Material provided:
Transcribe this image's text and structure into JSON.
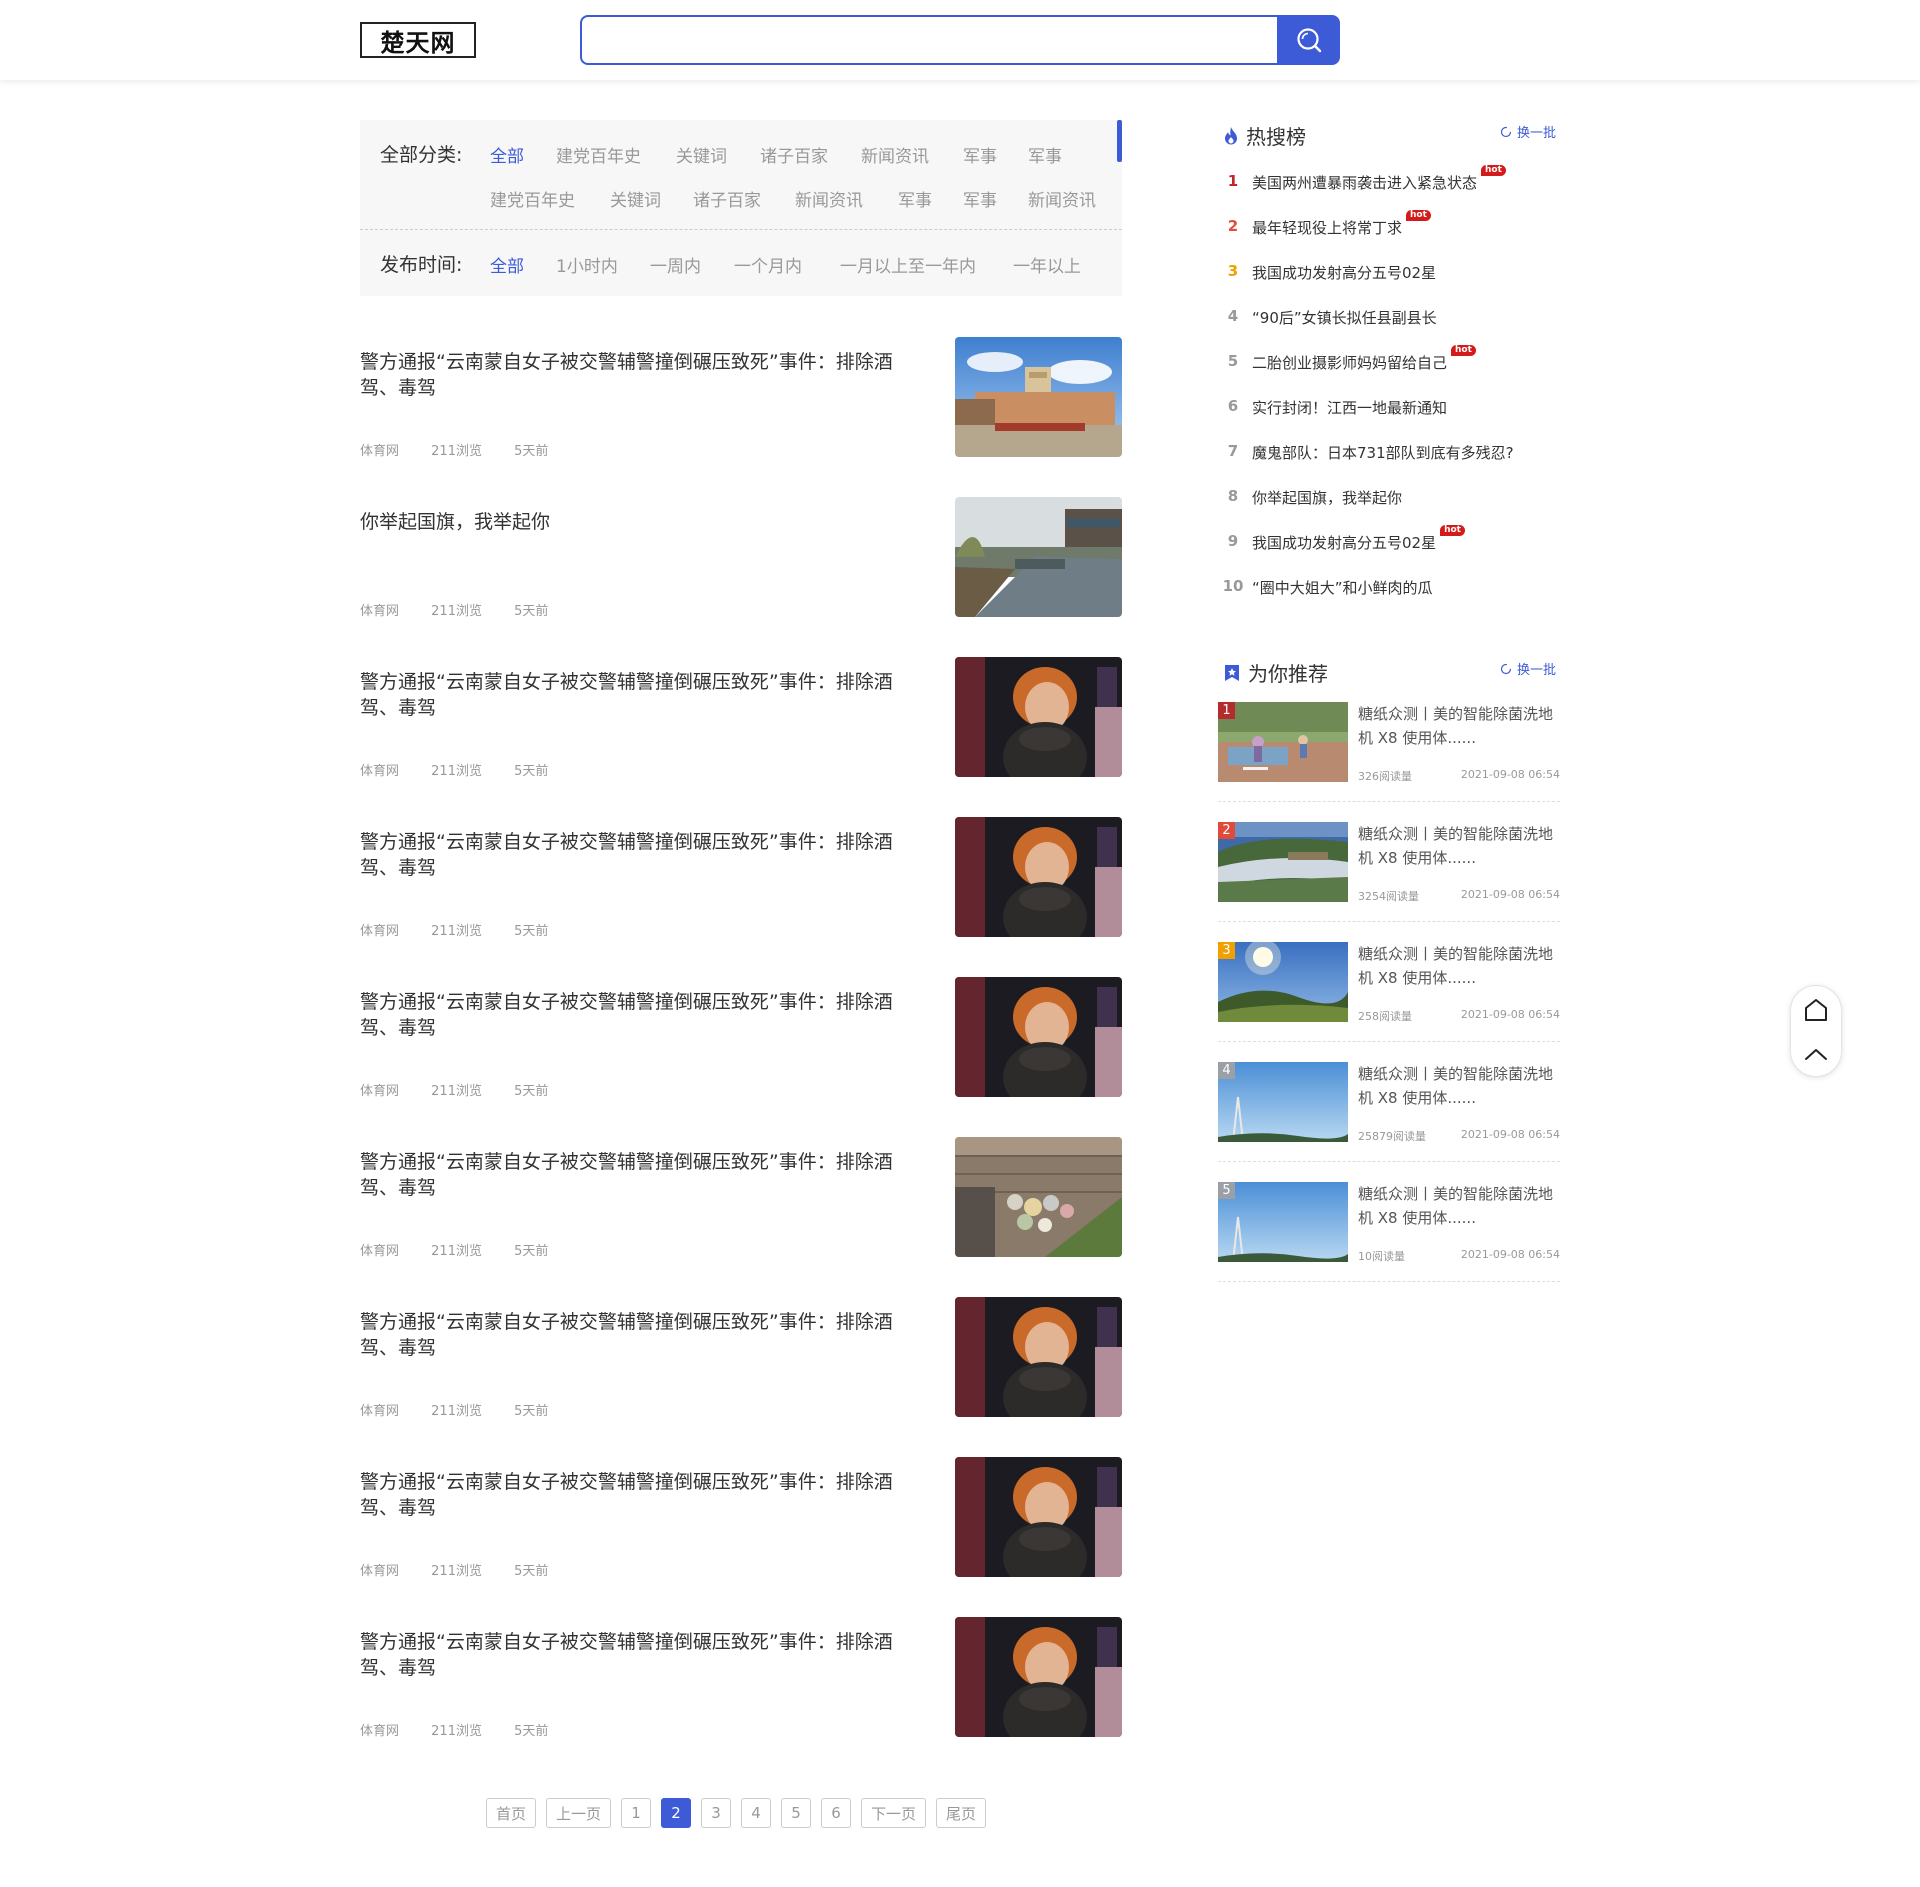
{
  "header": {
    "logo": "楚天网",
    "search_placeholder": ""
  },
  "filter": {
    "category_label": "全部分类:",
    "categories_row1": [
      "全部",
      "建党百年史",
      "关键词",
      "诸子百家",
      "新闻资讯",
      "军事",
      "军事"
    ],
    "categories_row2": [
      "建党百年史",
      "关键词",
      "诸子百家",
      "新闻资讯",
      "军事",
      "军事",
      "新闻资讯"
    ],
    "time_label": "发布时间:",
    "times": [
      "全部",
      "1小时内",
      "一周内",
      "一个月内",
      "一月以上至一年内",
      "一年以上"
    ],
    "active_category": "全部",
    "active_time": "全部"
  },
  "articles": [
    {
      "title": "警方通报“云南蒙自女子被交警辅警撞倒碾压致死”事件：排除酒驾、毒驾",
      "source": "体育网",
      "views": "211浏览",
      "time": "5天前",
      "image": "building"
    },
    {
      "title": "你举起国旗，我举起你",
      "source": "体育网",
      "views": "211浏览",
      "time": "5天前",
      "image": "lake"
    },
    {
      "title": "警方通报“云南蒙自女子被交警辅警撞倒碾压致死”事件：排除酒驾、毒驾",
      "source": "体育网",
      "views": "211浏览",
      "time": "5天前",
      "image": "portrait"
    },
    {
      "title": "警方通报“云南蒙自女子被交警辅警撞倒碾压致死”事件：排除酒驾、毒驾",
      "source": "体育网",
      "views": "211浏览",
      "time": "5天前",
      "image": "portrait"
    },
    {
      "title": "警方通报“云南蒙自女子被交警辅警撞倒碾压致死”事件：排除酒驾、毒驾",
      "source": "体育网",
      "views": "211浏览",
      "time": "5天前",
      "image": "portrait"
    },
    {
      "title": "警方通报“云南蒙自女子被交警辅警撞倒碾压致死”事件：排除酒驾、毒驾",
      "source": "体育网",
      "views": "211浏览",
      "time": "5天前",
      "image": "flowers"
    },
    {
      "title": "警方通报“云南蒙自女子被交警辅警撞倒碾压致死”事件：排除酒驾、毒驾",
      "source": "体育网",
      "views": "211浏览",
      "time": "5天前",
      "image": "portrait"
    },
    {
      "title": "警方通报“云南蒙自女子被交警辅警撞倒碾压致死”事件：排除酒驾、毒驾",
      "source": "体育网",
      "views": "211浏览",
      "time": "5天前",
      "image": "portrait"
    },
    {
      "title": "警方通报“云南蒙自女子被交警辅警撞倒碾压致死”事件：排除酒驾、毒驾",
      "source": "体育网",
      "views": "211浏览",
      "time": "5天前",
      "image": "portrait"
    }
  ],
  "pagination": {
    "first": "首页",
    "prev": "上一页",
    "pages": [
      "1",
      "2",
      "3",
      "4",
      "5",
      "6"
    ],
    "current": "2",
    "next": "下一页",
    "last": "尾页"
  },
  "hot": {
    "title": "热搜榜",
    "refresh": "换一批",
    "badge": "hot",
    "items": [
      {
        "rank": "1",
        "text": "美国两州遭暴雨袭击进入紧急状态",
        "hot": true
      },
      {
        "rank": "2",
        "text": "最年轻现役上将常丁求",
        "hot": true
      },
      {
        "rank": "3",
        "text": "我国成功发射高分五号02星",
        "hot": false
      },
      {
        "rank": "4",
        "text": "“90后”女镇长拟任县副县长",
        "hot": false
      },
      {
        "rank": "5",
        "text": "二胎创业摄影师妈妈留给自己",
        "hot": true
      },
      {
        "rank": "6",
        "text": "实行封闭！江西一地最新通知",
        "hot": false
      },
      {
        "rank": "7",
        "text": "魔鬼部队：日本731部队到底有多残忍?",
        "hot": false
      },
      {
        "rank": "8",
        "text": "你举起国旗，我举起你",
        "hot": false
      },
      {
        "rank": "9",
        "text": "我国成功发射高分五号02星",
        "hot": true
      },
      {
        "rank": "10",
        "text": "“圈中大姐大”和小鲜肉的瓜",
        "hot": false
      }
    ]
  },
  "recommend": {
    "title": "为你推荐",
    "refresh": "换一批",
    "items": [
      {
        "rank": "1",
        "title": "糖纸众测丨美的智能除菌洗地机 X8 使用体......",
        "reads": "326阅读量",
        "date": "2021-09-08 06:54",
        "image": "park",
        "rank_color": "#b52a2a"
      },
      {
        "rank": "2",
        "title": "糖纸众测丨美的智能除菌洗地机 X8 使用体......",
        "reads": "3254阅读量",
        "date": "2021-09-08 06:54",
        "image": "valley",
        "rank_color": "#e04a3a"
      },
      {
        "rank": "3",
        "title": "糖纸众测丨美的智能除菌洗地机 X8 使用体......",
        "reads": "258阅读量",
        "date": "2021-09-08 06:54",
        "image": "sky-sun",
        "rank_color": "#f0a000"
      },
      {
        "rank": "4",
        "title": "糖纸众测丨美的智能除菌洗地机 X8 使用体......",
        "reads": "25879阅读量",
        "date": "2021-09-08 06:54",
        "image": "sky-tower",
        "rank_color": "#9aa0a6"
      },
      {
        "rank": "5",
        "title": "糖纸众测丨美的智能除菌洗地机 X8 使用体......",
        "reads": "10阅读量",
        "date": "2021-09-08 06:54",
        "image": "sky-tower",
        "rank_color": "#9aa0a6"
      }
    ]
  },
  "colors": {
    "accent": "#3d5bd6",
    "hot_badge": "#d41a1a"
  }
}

---

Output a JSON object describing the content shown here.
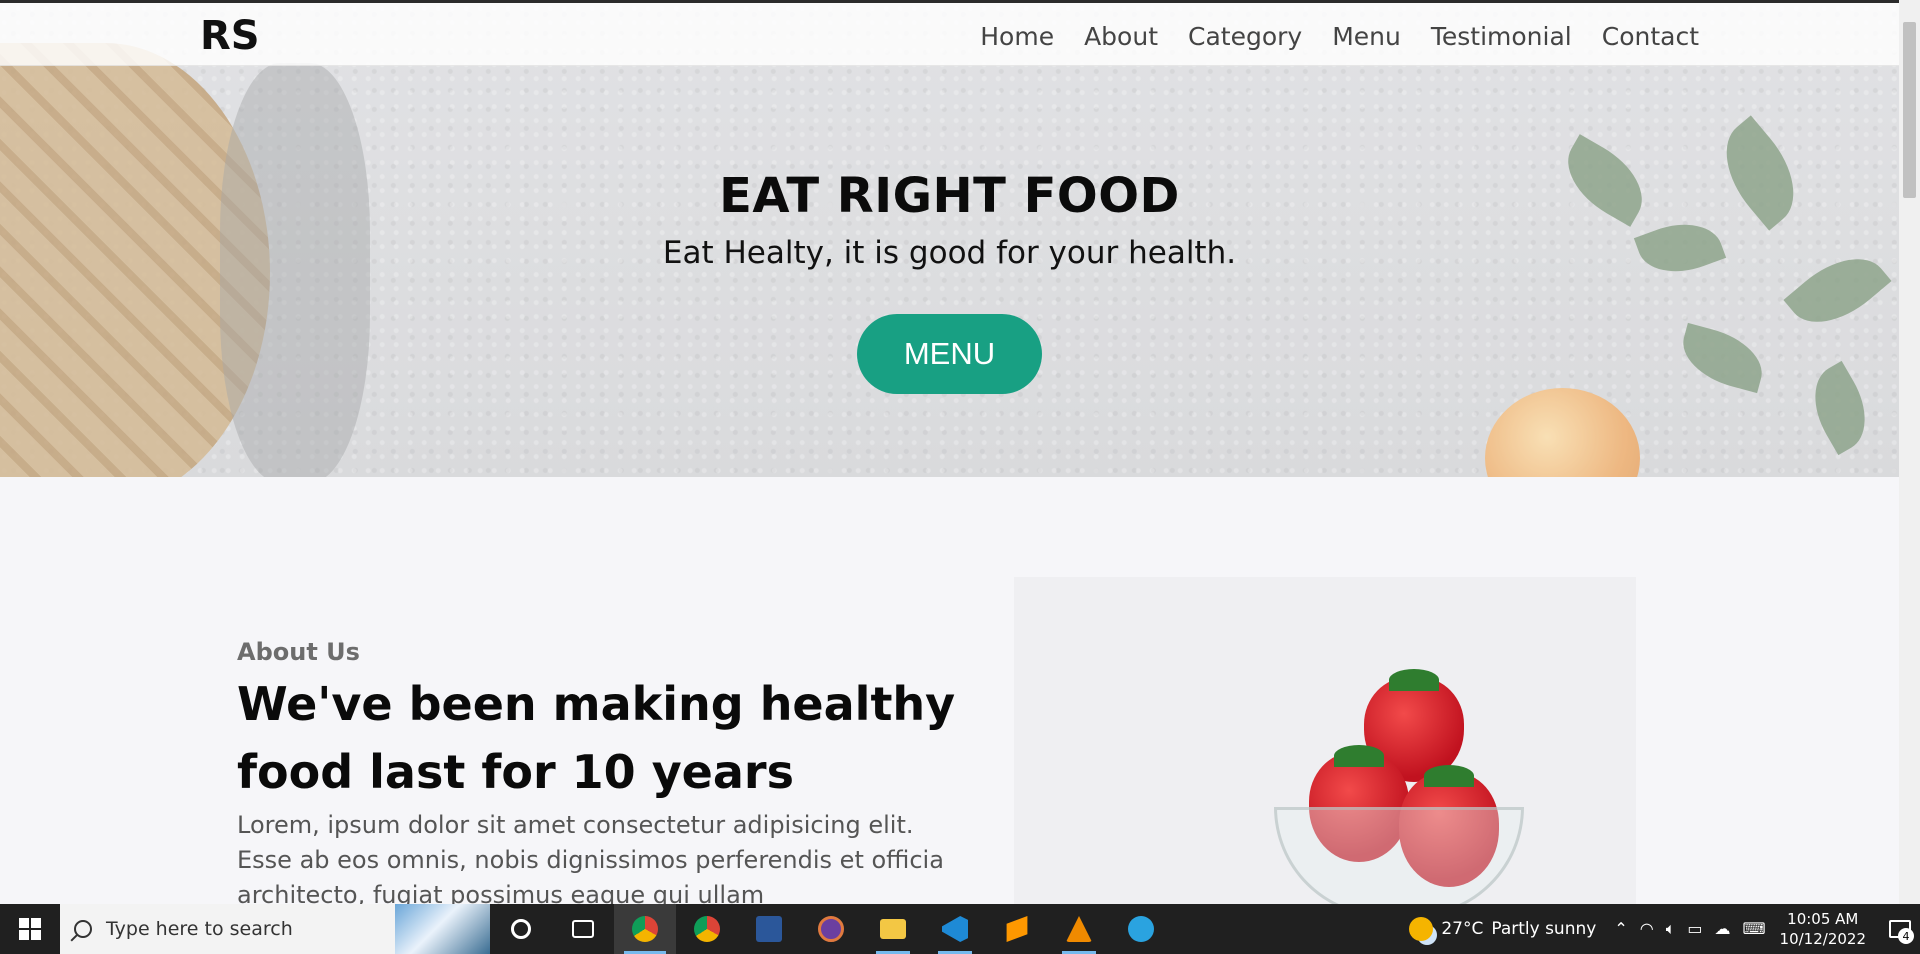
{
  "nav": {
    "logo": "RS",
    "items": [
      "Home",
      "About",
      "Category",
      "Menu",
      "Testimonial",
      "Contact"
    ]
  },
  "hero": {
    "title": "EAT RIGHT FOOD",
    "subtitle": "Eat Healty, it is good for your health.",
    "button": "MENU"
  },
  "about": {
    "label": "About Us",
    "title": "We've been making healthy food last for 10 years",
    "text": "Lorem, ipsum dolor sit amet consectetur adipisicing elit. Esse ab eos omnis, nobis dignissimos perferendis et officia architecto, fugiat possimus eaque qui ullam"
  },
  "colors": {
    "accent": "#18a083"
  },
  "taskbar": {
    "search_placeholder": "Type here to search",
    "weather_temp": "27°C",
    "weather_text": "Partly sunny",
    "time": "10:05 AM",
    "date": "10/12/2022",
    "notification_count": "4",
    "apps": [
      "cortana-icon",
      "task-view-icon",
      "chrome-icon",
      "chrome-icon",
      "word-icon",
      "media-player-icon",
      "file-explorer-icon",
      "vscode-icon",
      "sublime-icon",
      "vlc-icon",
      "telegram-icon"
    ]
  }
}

Short problem:
From the listing above, find the number of lines with the word "here" in them. Answer with the number only.

Response to this task:
2